Task description → Take each line containing the word "паводка" and copy it.

Records for this exercise →
┄┄┄┄┄┄┄┄┄┄

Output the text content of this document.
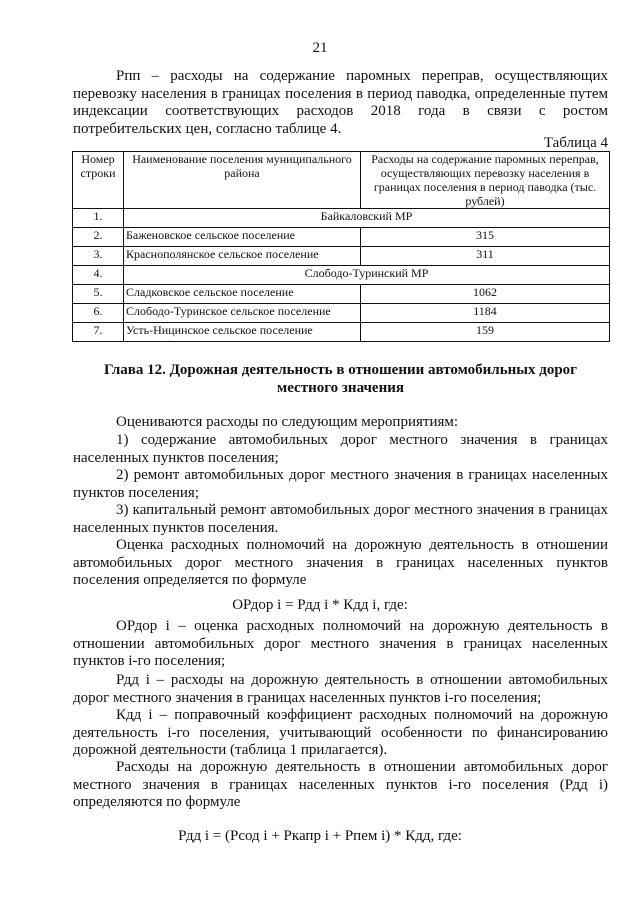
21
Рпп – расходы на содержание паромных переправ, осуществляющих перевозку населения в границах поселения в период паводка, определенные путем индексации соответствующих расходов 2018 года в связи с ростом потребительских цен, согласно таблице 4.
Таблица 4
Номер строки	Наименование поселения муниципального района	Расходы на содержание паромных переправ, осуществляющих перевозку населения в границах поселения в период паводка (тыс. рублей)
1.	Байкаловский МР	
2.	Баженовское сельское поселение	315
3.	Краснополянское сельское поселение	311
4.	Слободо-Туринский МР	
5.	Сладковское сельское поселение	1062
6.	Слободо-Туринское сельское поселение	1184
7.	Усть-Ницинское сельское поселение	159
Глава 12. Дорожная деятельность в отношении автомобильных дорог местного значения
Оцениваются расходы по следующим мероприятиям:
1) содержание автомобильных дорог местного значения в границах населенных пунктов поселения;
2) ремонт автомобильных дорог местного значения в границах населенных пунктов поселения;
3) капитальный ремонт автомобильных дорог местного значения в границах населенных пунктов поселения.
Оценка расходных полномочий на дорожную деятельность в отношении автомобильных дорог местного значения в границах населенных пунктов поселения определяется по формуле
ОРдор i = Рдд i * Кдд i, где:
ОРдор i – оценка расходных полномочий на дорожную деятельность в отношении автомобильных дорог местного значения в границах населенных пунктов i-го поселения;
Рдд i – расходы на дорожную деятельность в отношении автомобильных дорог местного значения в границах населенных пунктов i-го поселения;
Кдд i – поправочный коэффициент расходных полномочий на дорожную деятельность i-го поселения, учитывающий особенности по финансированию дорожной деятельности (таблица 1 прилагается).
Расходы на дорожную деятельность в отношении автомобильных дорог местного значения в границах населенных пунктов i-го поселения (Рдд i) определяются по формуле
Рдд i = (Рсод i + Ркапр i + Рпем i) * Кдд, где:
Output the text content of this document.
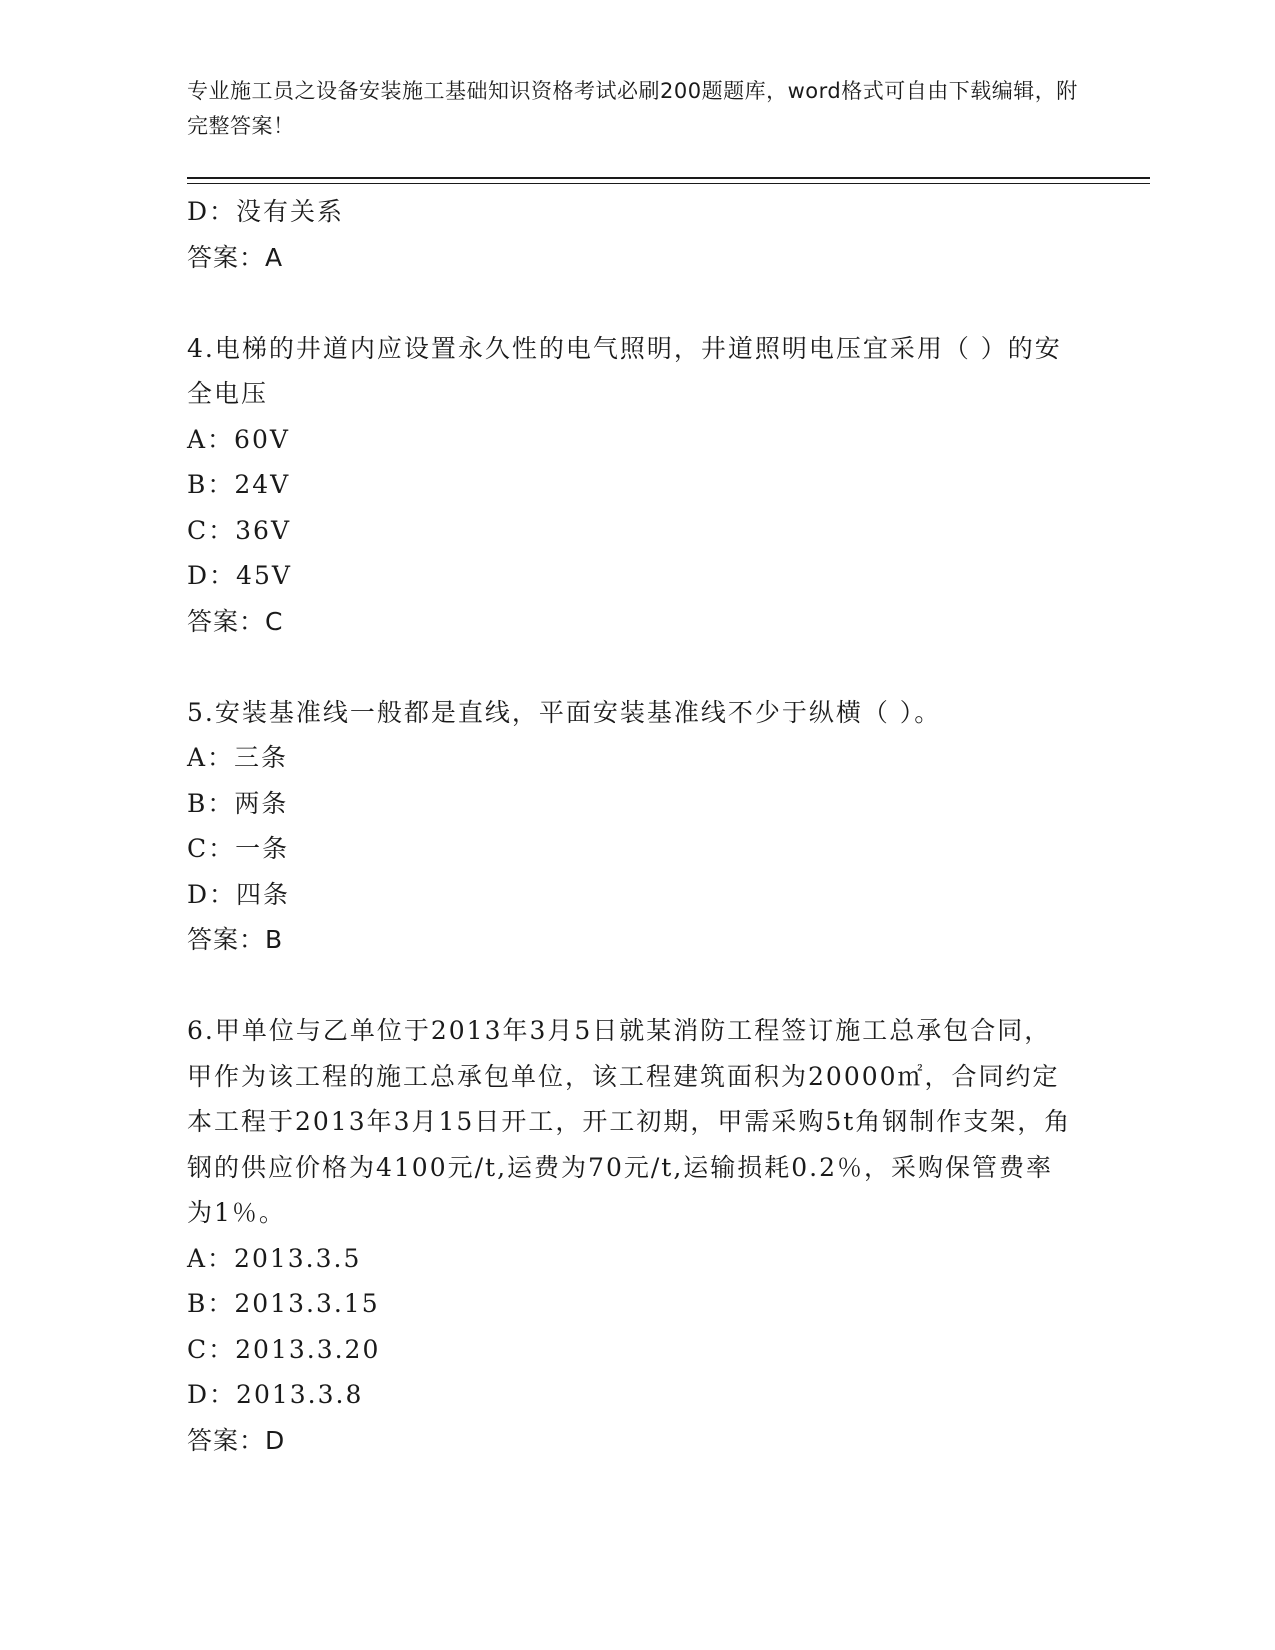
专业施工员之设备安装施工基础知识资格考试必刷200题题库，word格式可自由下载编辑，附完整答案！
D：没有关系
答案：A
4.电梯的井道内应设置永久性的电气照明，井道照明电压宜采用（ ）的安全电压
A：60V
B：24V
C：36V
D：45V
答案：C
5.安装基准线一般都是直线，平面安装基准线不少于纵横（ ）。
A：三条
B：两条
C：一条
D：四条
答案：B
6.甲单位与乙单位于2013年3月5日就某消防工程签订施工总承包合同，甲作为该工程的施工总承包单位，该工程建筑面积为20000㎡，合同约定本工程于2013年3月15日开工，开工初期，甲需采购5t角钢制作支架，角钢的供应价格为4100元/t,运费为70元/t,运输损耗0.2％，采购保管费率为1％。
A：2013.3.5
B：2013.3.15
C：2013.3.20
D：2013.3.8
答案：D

┄┄┄┄┄┄┄┄┄┄

Task result →
Рпп – расходы на содержание паромных переправ, осуществляющих перевозку населения в границах поселения в период паводка, определенные путем индексации соответствующих расходов 2018 года в связи с ростом потребительских цен, согласно таблице 4.
Номер строки	Наименование поселения муниципального района	Расходы на содержание паромных переправ, осуществляющих перевозку населения в границах поселения в период паводка (тыс. рублей)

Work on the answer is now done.